Written exercise →
Review the material line by line. Identify and copy every line that contains the string "rmse".

Data provided →
######

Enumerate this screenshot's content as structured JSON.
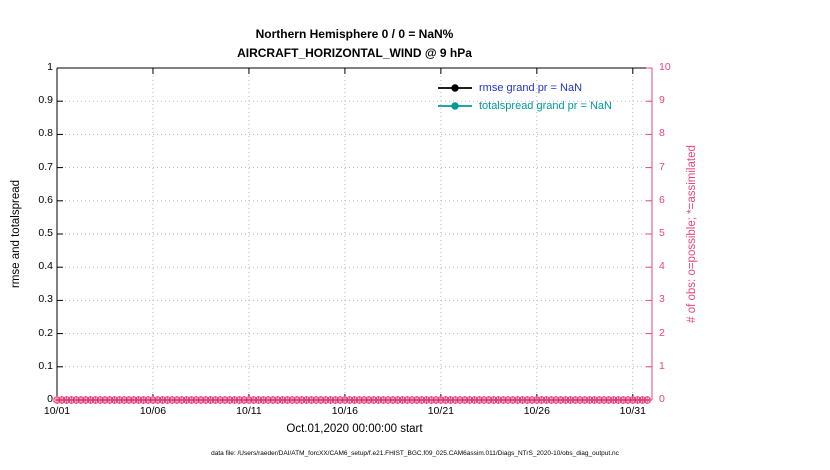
{
  "figure": {
    "title_line1": "Northern Hemisphere 0 / 0 = NaN%",
    "title_line2": "AIRCRAFT_HORIZONTAL_WIND @ 9 hPa",
    "xlabel": "Oct.01,2020 00:00:00 start",
    "ylabel_left": "rmse and totalspread",
    "ylabel_right": "# of obs: o=possible; *=assimilated",
    "footer": "data file: /Users/raeder/DAI/ATM_forcXX/CAM6_setup/f.e21.FHIST_BGC.f09_025.CAM6assim.011/Diags_NTrS_2020-10/obs_diag_output.nc"
  },
  "legend": {
    "items": [
      {
        "label": "rmse grand pr = NaN",
        "line_color": "#000000",
        "text_color": "#2233cc"
      },
      {
        "label": "totalspread grand pr = NaN",
        "line_color": "#009999",
        "text_color": "#009999"
      }
    ]
  },
  "colors": {
    "axis_left": "#000000",
    "axis_right": "#e8457f",
    "grid": "#b0b0b0",
    "background": "#ffffff"
  },
  "chart_data": {
    "type": "line",
    "title": "Northern Hemisphere 0 / 0 = NaN%",
    "subtitle": "AIRCRAFT_HORIZONTAL_WIND @ 9 hPa",
    "x_tick_labels": [
      "10/01",
      "10/06",
      "10/11",
      "10/16",
      "10/21",
      "10/26",
      "10/31"
    ],
    "x_tick_days": [
      0,
      5,
      10,
      15,
      20,
      25,
      30
    ],
    "x_range_days": [
      0,
      31
    ],
    "xlabel": "Oct.01,2020 00:00:00 start",
    "y_left": {
      "label": "rmse and totalspread",
      "range": [
        0,
        1
      ],
      "tick_labels": [
        "0",
        "0.1",
        "0.2",
        "0.3",
        "0.4",
        "0.5",
        "0.6",
        "0.7",
        "0.8",
        "0.9",
        "1"
      ]
    },
    "y_right": {
      "label": "# of obs: o=possible; *=assimilated",
      "range": [
        0,
        10
      ],
      "tick_labels": [
        "0",
        "1",
        "2",
        "3",
        "4",
        "5",
        "6",
        "7",
        "8",
        "9",
        "10"
      ],
      "color": "#e8457f"
    },
    "series": [
      {
        "name": "rmse",
        "grand_mean": "NaN",
        "color": "#000000",
        "values": []
      },
      {
        "name": "totalspread",
        "grand_mean": "NaN",
        "color": "#009999",
        "values": []
      }
    ],
    "obs_counts": {
      "possible_value": 0,
      "assimilated_value": 0,
      "n_times": 124,
      "marker_color": "#e8457f",
      "markers": [
        "o",
        "*"
      ]
    },
    "grid": true,
    "legend_position": "top-right-inside"
  }
}
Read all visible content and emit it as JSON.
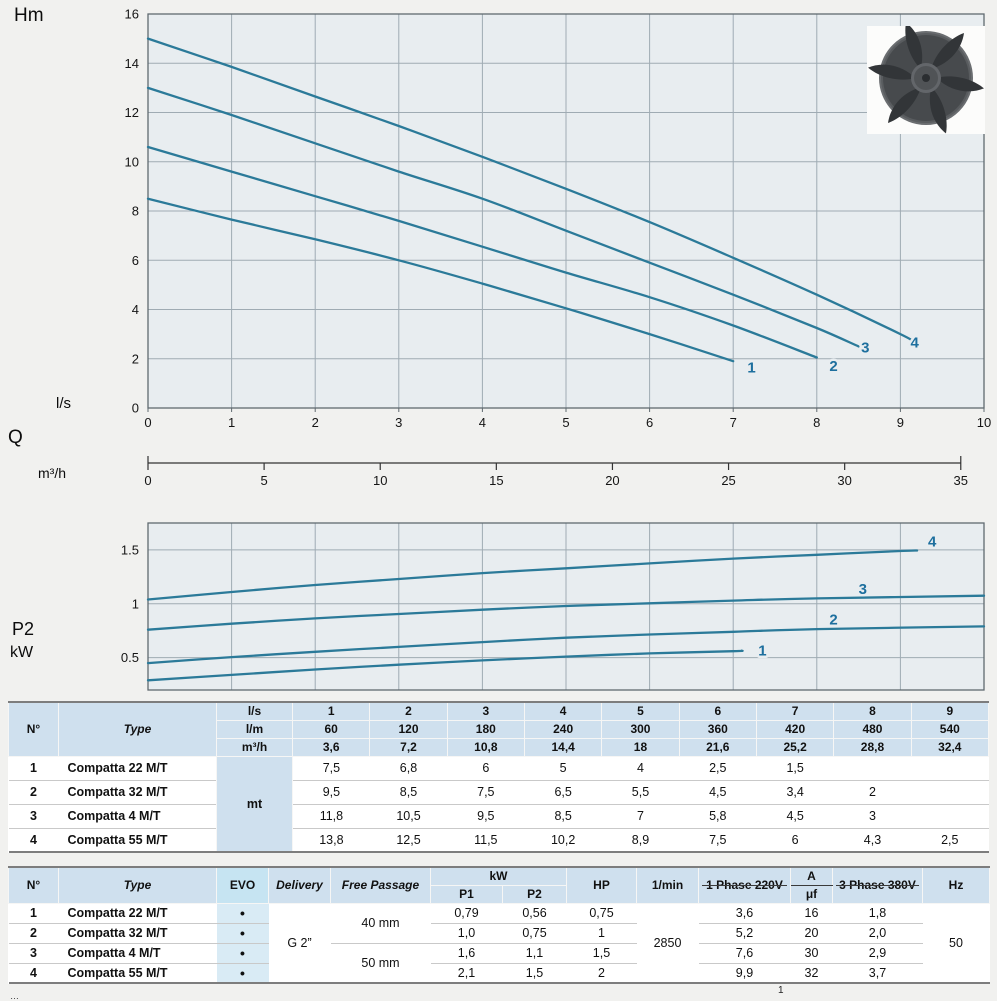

######

Result of the task →
    "ylabel_left": "rmse and totalspread",
        "label": "rmse grand pr = NaN",
      "label": "rmse and totalspread",
        "name": "rmse",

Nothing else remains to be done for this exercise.